Report how many lines in the listing below include the word "thumb". Write nothing besides the number.
## start Entries
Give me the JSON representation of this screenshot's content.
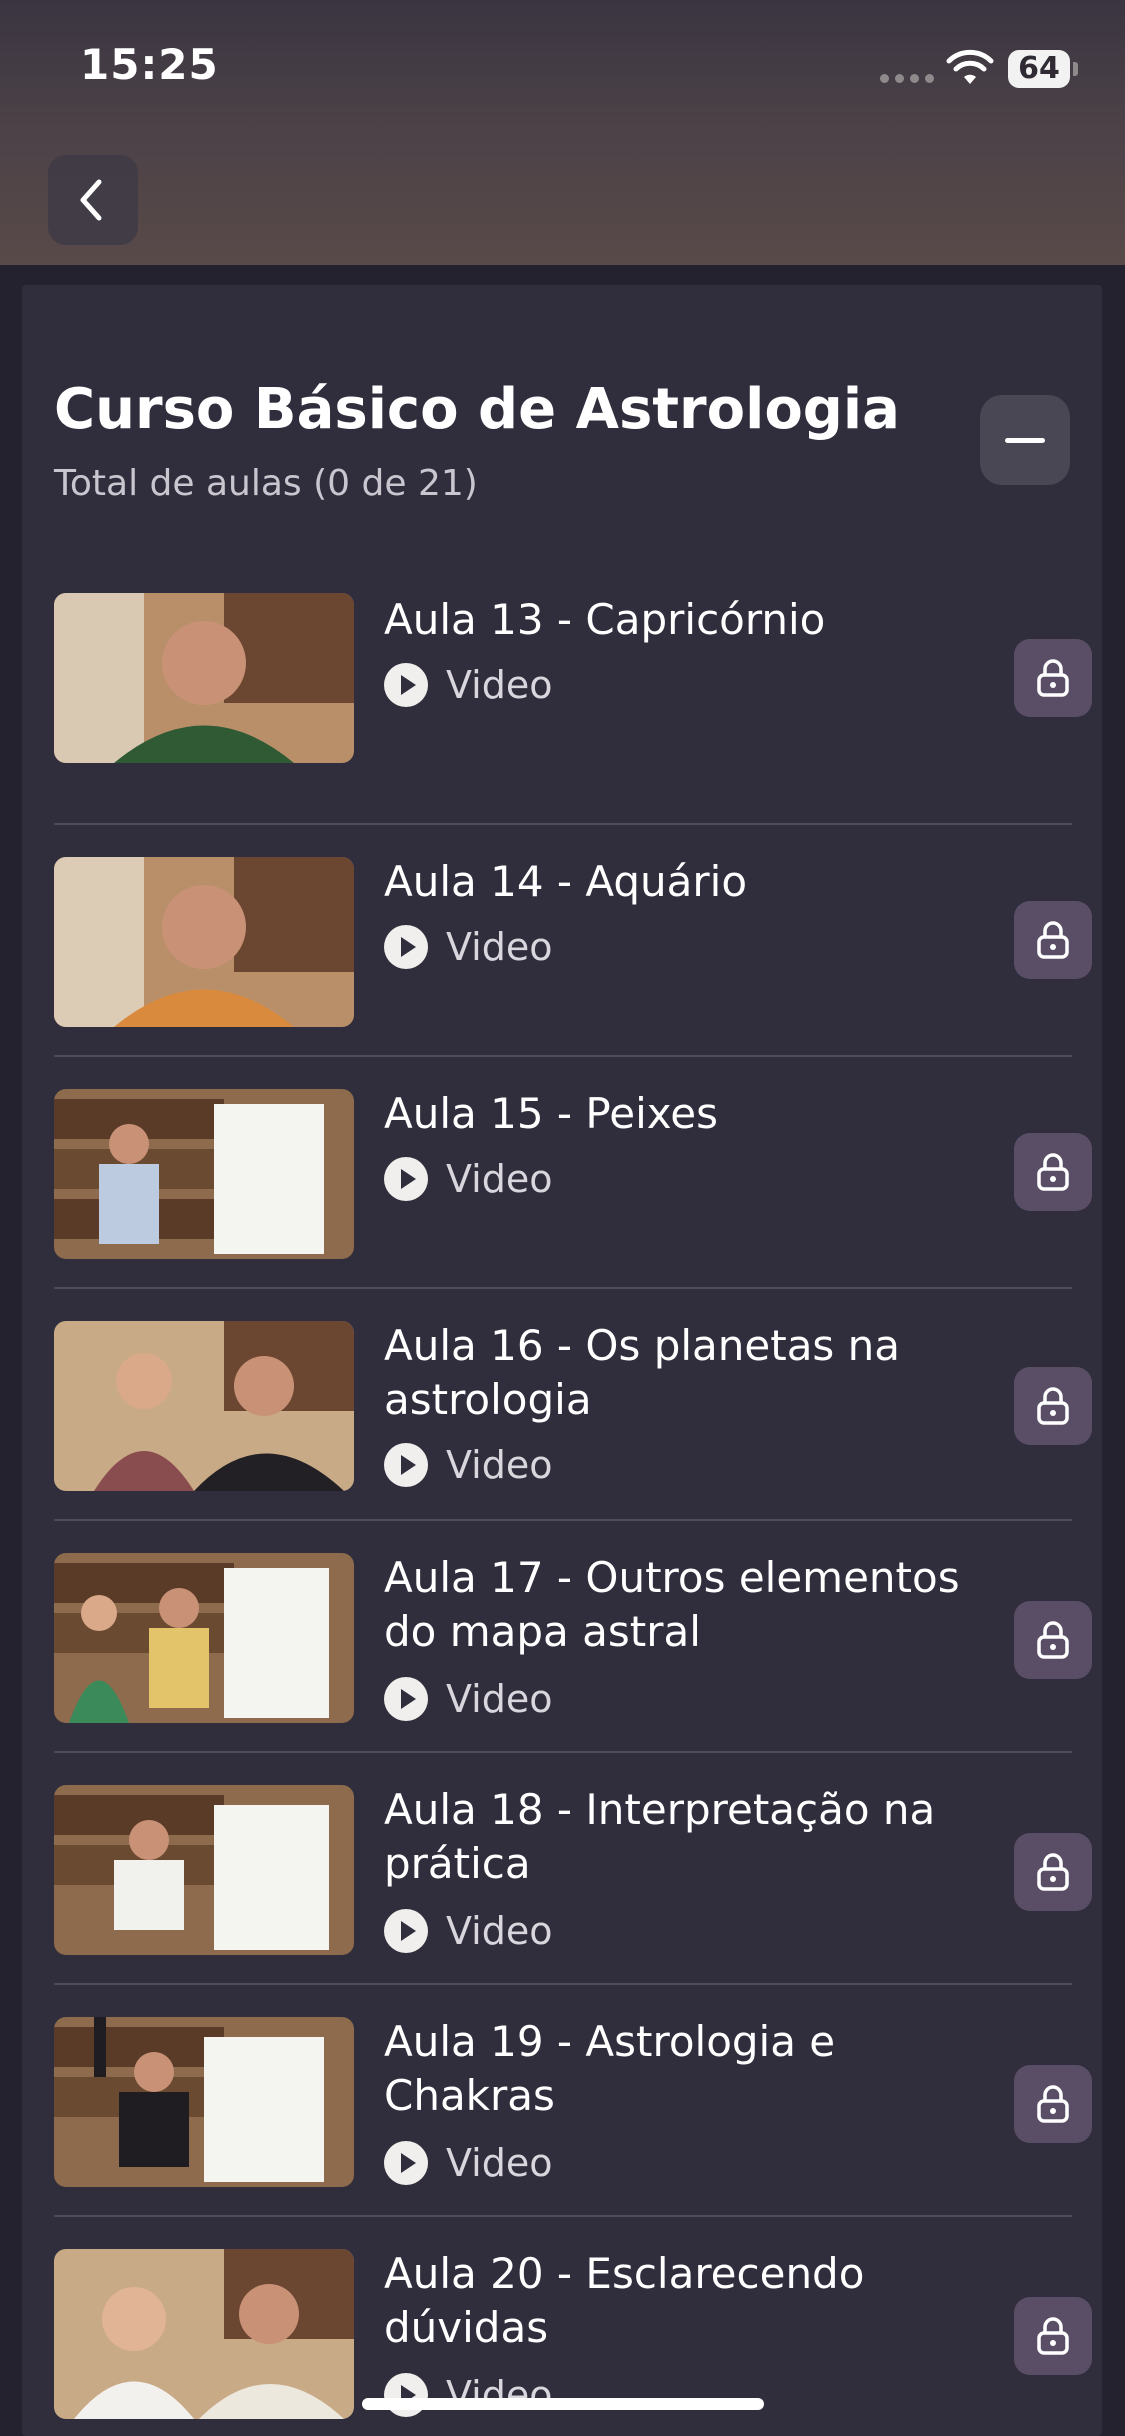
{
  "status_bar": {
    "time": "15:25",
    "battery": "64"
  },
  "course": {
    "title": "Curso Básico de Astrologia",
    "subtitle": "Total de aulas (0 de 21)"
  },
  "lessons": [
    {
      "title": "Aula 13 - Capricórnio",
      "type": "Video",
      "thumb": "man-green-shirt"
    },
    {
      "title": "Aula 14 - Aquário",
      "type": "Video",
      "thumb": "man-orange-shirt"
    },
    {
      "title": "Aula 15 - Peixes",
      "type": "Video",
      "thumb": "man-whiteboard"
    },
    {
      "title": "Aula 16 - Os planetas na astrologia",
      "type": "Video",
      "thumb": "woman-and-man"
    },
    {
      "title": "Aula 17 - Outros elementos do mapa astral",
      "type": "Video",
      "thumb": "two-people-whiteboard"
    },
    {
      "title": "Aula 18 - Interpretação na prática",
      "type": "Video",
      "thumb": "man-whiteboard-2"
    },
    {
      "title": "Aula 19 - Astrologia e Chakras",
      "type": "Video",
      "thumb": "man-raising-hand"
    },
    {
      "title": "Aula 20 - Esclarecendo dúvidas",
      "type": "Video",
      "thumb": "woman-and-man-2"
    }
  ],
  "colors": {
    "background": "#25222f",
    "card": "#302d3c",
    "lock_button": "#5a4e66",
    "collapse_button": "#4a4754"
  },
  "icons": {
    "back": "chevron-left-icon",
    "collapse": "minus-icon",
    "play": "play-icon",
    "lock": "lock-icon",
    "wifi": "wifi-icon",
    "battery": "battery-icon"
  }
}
## end Entries
## start Entries
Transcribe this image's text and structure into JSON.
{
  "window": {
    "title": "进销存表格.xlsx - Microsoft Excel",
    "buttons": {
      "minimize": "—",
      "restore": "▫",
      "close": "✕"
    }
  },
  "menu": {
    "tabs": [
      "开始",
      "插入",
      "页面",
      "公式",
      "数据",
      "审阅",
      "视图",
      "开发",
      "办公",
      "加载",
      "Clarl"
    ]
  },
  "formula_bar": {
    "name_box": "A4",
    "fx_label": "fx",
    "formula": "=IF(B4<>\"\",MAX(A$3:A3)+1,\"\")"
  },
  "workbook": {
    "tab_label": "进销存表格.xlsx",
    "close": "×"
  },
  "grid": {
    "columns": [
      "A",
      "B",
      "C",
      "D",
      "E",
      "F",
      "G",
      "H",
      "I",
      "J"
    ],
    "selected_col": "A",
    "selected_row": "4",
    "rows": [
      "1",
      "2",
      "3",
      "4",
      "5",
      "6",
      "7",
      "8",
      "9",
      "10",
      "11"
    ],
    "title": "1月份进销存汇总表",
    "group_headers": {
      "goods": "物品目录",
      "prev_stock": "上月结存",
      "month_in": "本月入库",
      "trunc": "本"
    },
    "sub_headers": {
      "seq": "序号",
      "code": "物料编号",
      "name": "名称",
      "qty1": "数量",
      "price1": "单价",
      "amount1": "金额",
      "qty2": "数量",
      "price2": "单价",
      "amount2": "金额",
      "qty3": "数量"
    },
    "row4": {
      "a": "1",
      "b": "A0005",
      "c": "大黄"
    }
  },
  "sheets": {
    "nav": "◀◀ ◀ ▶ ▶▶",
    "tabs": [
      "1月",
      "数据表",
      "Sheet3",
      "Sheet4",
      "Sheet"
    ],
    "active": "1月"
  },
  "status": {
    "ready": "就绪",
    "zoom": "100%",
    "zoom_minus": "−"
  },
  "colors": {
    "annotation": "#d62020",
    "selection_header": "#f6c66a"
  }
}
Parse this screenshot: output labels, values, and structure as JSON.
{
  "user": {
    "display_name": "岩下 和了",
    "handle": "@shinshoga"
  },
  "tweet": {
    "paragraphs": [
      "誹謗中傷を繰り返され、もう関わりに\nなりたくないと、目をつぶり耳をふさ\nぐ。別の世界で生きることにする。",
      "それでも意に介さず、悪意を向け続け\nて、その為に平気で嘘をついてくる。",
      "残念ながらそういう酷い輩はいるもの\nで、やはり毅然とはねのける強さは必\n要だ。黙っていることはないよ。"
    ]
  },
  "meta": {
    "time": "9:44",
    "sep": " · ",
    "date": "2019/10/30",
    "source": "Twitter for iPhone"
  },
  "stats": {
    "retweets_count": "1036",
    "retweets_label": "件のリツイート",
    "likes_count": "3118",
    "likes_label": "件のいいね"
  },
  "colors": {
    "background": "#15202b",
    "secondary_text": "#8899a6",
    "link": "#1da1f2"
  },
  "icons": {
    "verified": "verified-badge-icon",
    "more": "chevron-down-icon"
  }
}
## end Entries
## start Entries
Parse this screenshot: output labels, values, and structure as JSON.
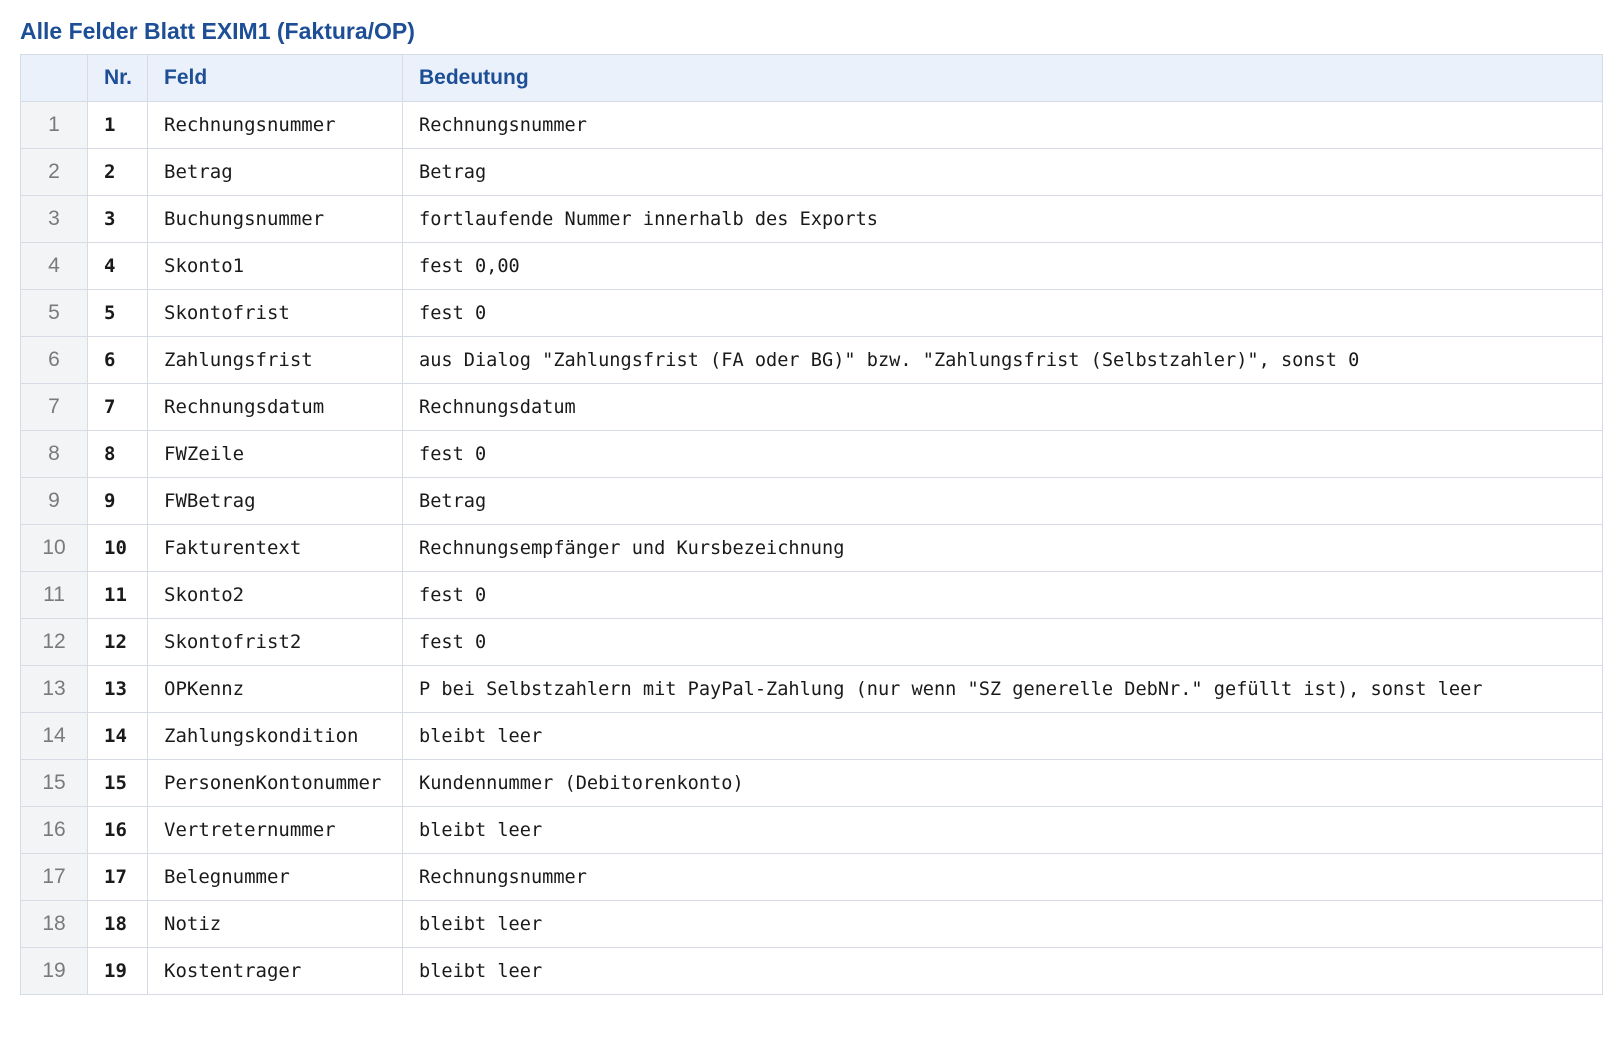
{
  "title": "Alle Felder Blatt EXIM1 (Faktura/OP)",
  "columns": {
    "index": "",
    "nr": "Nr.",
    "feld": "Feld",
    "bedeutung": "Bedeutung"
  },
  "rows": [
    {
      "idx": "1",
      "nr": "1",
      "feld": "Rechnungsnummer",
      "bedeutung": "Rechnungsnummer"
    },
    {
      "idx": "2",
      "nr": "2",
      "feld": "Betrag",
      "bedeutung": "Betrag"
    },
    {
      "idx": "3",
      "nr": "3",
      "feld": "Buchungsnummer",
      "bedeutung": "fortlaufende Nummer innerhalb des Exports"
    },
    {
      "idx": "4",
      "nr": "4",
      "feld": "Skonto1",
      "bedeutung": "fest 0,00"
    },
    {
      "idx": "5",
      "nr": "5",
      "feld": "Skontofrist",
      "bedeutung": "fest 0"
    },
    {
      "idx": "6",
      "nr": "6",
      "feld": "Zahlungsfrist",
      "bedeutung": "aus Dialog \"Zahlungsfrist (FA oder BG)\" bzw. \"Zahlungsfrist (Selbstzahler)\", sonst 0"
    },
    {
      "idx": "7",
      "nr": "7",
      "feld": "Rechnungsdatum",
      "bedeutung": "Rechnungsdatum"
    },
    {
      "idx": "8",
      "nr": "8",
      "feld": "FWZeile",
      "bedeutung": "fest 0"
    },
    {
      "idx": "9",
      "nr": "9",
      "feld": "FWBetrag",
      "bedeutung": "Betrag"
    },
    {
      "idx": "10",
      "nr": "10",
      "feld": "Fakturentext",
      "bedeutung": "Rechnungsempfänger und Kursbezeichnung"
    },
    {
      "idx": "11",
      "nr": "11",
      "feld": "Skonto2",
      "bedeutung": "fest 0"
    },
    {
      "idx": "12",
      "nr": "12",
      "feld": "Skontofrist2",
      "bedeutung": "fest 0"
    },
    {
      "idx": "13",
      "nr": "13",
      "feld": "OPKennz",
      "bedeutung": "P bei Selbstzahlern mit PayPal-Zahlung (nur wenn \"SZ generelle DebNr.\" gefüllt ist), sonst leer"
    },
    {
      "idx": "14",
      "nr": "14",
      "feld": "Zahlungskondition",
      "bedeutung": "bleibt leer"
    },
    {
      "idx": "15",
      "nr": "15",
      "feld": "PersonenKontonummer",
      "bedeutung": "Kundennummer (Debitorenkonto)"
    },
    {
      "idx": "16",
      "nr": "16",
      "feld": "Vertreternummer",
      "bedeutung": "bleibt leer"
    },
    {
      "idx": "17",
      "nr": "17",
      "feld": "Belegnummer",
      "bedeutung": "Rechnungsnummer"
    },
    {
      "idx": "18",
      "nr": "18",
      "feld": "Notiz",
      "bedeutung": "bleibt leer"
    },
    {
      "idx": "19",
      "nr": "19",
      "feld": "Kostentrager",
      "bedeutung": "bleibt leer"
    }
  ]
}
## end Entries
Answer to the exercise: 8